#### [Work required]
List each line of the data in which the string "казначейства" appears.

#### [Information given]
┄┄┄┄┄┄┄┄┄┄
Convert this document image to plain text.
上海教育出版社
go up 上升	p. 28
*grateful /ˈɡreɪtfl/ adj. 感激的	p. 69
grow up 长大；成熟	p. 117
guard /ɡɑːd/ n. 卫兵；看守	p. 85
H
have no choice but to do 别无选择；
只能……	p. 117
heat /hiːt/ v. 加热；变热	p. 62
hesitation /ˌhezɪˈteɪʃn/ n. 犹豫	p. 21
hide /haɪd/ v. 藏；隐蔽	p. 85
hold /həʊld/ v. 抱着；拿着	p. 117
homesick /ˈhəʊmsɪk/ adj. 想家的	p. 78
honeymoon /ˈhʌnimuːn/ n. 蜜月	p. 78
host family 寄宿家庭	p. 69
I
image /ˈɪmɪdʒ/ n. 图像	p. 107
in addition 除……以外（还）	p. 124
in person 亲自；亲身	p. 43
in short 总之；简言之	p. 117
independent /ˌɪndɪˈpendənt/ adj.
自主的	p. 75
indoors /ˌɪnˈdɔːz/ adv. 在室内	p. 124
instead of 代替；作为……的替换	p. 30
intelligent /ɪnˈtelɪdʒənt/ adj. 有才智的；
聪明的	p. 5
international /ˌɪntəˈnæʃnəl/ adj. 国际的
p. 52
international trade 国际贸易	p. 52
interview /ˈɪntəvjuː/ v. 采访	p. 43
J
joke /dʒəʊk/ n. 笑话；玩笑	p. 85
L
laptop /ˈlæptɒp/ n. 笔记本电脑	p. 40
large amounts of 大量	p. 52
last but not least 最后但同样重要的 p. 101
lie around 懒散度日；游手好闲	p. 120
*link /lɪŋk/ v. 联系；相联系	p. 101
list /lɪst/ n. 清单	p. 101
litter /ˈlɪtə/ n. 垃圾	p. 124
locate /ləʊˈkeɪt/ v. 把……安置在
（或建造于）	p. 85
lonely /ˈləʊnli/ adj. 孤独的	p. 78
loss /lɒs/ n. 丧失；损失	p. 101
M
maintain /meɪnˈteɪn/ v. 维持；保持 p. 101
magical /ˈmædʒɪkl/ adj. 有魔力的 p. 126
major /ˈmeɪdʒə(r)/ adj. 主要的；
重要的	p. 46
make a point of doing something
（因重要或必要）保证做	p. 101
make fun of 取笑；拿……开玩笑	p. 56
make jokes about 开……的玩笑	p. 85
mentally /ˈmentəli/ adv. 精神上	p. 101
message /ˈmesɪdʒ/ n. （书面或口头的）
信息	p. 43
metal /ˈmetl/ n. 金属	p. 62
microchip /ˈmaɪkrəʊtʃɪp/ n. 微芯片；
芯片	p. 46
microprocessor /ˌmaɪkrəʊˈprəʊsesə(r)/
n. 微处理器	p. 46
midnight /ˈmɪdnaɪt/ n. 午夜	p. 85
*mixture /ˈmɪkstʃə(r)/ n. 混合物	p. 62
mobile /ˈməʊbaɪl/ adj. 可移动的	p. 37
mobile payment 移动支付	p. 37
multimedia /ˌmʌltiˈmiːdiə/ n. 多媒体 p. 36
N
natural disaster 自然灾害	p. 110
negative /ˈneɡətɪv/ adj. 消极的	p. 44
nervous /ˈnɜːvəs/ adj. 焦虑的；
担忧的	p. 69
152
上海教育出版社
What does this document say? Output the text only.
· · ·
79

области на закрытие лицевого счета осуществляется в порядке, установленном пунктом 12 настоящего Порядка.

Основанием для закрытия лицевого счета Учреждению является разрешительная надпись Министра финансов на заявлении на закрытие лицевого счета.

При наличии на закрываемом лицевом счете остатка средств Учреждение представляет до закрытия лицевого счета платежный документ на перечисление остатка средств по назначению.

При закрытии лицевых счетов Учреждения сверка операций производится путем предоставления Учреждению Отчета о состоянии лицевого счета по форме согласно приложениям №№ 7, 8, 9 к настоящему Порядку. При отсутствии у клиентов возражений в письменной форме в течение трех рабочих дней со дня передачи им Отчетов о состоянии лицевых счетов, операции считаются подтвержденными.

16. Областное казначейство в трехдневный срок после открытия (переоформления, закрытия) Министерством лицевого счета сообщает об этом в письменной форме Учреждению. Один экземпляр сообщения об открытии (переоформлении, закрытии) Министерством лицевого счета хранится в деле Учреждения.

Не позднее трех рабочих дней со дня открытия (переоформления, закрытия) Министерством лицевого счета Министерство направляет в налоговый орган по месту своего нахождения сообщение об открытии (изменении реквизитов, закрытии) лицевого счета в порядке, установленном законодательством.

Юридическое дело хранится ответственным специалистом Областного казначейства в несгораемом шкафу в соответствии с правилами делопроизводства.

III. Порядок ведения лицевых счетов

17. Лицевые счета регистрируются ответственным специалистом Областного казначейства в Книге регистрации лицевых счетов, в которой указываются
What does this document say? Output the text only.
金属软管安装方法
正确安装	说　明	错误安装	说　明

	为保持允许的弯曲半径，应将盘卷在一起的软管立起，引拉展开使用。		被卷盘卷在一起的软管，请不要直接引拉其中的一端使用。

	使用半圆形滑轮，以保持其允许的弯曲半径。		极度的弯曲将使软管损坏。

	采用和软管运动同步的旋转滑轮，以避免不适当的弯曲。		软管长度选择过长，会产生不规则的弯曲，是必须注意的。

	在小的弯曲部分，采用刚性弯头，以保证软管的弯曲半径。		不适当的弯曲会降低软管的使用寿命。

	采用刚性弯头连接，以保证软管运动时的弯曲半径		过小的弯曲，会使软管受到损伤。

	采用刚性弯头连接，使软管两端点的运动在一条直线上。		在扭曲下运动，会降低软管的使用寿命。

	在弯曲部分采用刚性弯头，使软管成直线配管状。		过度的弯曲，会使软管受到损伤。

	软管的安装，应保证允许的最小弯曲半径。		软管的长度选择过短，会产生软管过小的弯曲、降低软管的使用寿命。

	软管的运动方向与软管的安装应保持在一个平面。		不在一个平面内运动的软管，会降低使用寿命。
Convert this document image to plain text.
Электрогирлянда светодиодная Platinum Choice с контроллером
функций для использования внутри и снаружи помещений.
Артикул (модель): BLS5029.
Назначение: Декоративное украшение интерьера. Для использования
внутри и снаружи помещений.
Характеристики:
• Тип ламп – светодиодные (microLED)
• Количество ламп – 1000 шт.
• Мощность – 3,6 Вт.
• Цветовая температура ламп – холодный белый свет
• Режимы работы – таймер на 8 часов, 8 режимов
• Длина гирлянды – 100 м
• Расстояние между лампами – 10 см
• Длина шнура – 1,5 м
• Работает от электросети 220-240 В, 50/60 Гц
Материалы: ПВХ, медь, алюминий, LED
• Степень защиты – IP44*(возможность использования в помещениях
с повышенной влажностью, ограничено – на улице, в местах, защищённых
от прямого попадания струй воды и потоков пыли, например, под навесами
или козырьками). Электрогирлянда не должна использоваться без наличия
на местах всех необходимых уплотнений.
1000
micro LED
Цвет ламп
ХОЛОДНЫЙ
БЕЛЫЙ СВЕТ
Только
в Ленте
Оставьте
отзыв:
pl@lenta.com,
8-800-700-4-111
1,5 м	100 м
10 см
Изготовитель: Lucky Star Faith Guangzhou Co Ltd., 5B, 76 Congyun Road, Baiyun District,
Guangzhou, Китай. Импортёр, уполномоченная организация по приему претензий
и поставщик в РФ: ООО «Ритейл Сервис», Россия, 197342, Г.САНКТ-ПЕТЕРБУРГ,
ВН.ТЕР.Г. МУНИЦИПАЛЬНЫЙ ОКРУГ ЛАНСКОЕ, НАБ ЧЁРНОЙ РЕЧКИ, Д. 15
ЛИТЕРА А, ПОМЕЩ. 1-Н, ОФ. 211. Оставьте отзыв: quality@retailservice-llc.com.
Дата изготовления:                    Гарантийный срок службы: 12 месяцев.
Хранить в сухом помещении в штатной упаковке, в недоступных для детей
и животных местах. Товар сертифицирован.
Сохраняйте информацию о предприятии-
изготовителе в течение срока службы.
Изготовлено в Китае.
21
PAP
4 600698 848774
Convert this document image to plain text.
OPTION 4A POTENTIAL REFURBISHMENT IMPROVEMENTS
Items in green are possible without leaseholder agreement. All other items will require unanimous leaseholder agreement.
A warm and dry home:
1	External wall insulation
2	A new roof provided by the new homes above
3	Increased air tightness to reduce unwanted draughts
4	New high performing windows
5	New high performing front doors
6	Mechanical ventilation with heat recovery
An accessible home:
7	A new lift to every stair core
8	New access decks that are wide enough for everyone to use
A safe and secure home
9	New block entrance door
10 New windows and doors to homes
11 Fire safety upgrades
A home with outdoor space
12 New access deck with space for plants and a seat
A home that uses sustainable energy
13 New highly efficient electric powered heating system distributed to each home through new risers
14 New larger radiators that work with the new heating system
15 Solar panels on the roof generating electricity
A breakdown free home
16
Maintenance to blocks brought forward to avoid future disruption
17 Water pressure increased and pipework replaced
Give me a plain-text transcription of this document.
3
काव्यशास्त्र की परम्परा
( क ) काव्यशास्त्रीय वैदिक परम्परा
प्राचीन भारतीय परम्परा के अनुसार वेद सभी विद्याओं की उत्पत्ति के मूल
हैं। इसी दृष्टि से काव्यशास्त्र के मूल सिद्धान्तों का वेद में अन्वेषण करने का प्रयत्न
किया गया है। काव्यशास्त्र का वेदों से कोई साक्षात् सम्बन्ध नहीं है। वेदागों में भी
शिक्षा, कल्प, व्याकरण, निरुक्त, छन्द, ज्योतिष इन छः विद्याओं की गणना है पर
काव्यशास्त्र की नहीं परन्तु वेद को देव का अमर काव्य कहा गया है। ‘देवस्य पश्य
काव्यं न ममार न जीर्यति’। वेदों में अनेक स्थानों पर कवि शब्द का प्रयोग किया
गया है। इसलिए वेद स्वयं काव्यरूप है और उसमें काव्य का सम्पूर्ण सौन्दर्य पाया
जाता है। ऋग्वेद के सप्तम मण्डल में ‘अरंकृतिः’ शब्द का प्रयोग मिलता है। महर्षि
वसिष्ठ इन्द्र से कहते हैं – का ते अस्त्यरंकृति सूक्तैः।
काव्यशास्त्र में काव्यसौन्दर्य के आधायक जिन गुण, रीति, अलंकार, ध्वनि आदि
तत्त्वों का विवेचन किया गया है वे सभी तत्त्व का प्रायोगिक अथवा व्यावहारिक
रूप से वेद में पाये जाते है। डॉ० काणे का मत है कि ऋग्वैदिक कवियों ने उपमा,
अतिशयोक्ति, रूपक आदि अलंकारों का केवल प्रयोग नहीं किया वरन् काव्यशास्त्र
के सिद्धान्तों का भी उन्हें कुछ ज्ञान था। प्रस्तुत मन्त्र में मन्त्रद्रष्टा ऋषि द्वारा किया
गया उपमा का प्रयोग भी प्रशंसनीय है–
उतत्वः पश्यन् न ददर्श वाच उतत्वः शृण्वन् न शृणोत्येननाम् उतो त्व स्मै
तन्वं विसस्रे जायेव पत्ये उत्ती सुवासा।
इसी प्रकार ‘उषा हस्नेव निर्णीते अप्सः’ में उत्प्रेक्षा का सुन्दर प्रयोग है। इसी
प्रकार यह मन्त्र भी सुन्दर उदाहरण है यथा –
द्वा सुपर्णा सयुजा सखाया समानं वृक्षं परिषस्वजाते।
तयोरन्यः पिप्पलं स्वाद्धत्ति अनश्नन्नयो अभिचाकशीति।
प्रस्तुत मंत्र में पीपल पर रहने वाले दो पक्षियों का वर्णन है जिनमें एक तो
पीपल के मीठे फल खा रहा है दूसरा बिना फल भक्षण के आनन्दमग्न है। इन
┄┄┄┄┄┄┄┄┄┄
#### [Task answer]
Юридическое дело хранится ответственным специалистом Областного казначейства в несгораемом шкафу в соответствии с правилами делопроизводства.
17. Лицевые счета регистрируются ответственным специалистом Областного казначейства в Книге регистрации лицевых счетов, в которой указываются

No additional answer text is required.